* _PAGE EXTRACT_:
I have a copy of a book in the "Secret Projects" series about military spacecraft projects titled Secret Projects: Military Space Technology, written by Bill Rose, and it can be purchased online at this link:

This book talks about the different design studies for military spacecraft, ranging from the Eugen Sanger's Silbervogel suborbital bomber to the Manned Orbital Laboratory and X-20 Dynasoar to anti-satellite missiles to a gigantic troop transport spacecraft. The table of contents for this book can be summed up as follows:

Introduction (including acknowledgements)
Chapter 1: German Wartime Ambitions
Chapter 2: British Space Ambitions
Chapter 3: US Projects
Chapter 4: Aurora, Myth or Reality?
Chapter 5: Soviet Military Space Programmes
Chapter 6: Nuclear Propulsion
Chapter 7: Destination Moon

Although Chapter 4 is in some ways outside the scope of this book because the first few pages of that chapter deal with the legend surrounding a supposed hypersonic spyplane that was called "Aurora" in many popular and semi-technical works, it also deals with rumors of carrier aircraft-launched reconnaissance spaceplanes while discussing proposals and patents for military TSTO spaceplanes because the rumors about the existence of the alleged Blackstar TSTO system discussed in a March 2006 issue of Aviation Week and Space Technology were as tantalizing as reports of the supposed "Aurora" spyplane. Whereas the reactivation of the SR-71 in the mid-1990s cast doubt on suggestions by black aircraft experts that the Pentagon was not telling the truth about "Aurora" because it suggested that the SR-71 was initially retired for economic reasons and that whatever aircraft was called "Aurora" by Bill Sweetman and some of his ilk may have been merely a technology demonstrator (a memoir published by Ben Rich shortly before his death in 1995 revealed that the Pentagon used the name Aurora as the codename for funding B-2 procurement), the odds that the Blackstar and other rumored military TSTO systems existed in the 1990s is close to nil because of the technical challenges and staggering costs associated with creating a huge carrier aircraft for a manned orbital spyplane. Indeed, the late Curtis Peebles wrote on his book Dark Eagles that rumors of a XB-70 like carrier aircraft called "Brilliant Buzzard" in some publications in the 1990s were based on misidentified Rutan Long-EZ homebuilt aircraft and a radar cross section test article, and the very William Scott who wrote the report about the non-existent Blackstar TSTO system also wrote reports in the early 1990s about the non-existent Black Manta tactical reconnaissance flying wing.

* _CHALLENGES_:
a) Summarize the book review in two sentences.
b) Reproduce the part of the book review starting at "I have a copy" and ending at "Myth or Reality?".

(Element location data)
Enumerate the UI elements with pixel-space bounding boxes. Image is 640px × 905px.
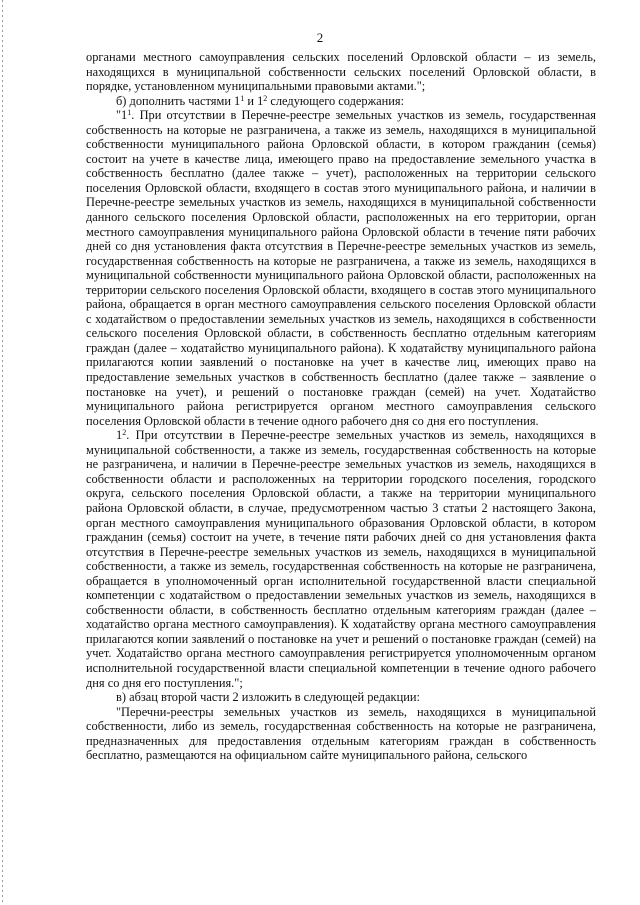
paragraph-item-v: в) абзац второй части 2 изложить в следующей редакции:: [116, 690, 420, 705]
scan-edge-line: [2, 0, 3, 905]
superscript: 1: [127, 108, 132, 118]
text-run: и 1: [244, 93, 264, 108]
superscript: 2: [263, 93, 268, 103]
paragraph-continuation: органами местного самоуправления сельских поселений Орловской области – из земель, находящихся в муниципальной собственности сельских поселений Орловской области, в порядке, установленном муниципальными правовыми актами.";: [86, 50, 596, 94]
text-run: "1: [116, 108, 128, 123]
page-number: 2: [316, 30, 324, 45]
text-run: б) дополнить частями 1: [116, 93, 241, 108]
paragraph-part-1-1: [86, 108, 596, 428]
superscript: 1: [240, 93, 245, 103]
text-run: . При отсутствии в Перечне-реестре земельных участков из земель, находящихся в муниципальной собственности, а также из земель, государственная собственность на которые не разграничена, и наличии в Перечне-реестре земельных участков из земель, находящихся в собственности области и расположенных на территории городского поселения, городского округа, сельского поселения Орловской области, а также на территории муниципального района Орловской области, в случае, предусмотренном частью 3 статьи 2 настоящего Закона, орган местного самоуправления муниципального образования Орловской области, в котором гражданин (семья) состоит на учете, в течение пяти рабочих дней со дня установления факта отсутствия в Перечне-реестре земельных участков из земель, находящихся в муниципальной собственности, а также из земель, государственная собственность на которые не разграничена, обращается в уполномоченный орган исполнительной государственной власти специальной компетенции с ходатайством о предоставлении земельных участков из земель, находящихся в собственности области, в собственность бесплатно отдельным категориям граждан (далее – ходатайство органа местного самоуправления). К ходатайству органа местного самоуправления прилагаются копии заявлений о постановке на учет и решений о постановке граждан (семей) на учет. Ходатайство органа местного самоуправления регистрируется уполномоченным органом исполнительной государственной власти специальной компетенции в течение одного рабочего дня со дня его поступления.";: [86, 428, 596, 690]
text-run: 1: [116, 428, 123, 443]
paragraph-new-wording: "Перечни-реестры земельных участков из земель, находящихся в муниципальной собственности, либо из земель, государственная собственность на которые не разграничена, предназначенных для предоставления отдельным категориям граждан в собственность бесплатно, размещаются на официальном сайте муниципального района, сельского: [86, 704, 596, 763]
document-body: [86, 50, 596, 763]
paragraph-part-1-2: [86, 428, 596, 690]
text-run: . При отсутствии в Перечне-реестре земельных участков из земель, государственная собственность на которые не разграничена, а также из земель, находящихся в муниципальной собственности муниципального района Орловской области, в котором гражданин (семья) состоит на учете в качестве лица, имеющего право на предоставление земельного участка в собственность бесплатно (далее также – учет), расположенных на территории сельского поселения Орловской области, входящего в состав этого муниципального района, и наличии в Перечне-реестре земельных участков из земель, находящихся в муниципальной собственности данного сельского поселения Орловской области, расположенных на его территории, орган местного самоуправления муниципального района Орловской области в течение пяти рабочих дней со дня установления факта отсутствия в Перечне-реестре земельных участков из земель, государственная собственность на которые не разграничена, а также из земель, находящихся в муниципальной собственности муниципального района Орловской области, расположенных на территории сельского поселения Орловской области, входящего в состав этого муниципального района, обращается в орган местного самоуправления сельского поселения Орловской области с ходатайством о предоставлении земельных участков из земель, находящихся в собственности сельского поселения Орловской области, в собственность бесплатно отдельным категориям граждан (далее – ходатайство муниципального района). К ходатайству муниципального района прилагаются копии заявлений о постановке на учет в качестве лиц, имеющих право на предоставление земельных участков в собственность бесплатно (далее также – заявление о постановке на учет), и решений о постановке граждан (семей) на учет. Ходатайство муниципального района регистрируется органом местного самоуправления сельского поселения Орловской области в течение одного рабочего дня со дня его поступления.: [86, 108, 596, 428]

* _ANSWERS GIVEN_:
a) Secret Projects: Military Space Technology, written by Bill Rose, covers design studies for military spacecraft, from Eugen Sanger's Silbervogel suborbital bomber to anti-satellite missiles and a gigantic troop transport spacecraft, in chapters on German, British, US, and Soviet projects, nuclear propulsion, and the Moon. Its fourth chapter deals with the legend of the "Aurora" hypersonic spyplane and with rumors of military TSTO spaceplanes such as Blackstar, whose existence in the 1990s the reviewer considers close to nil because of the technical challenges and staggering costs involved.

b)
I have a copy of a book in the "Secret Projects" series about military spacecraft projects titled Secret Projects: Military Space Technology, written by Bill Rose, and it can be purchased online at this link:

This book talks about the different design studies for military spacecraft, ranging from the Eugen Sanger's Silbervogel suborbital bomber to the Manned Orbital Laboratory and X-20 Dynasoar to anti-satellite missiles to a gigantic troop transport spacecraft. The table of contents for this book can be summed up as follows:

Introduction (including acknowledgements)
Chapter 1: German Wartime Ambitions
Chapter 2: British Space Ambitions
Chapter 3: US Projects
Chapter 4: Aurora, Myth or Reality?